(Records from a data collection)
·····
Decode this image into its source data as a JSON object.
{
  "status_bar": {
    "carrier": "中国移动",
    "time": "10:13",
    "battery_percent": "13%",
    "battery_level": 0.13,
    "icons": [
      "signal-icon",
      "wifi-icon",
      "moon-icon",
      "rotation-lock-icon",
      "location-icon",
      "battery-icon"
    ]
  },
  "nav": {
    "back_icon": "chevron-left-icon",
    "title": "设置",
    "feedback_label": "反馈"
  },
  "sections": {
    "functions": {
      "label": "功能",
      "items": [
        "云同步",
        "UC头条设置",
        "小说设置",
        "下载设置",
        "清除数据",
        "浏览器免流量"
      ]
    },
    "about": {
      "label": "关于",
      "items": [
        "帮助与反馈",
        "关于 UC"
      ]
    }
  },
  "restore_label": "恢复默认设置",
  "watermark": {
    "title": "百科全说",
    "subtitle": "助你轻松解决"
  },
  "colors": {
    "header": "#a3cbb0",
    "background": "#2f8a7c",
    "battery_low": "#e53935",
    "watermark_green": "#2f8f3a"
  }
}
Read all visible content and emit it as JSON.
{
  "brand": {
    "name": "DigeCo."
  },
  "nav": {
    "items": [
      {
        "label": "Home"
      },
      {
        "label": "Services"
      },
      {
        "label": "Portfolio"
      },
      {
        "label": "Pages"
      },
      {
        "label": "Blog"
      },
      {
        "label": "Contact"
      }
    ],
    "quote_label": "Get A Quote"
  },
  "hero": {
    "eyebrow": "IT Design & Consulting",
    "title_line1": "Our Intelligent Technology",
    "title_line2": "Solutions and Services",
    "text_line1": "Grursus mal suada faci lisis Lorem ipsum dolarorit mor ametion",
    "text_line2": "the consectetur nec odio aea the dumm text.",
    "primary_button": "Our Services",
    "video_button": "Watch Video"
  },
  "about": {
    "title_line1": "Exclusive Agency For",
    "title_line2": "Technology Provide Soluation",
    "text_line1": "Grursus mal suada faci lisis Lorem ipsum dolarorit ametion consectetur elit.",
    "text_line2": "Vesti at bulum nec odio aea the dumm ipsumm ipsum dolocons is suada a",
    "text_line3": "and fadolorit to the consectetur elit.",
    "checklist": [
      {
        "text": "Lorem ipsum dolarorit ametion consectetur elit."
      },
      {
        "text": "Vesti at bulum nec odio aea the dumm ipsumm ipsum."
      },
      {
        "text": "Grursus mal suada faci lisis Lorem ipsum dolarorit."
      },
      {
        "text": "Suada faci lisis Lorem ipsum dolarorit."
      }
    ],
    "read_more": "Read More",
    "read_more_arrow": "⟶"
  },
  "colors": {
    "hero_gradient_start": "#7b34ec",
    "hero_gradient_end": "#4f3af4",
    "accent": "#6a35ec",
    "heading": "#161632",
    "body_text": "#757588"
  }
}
·····
GOAL OF THE EXERCISE |
State how many lines include the string "consectetur", and nothing more.

EXERCISE SOLUTION |
4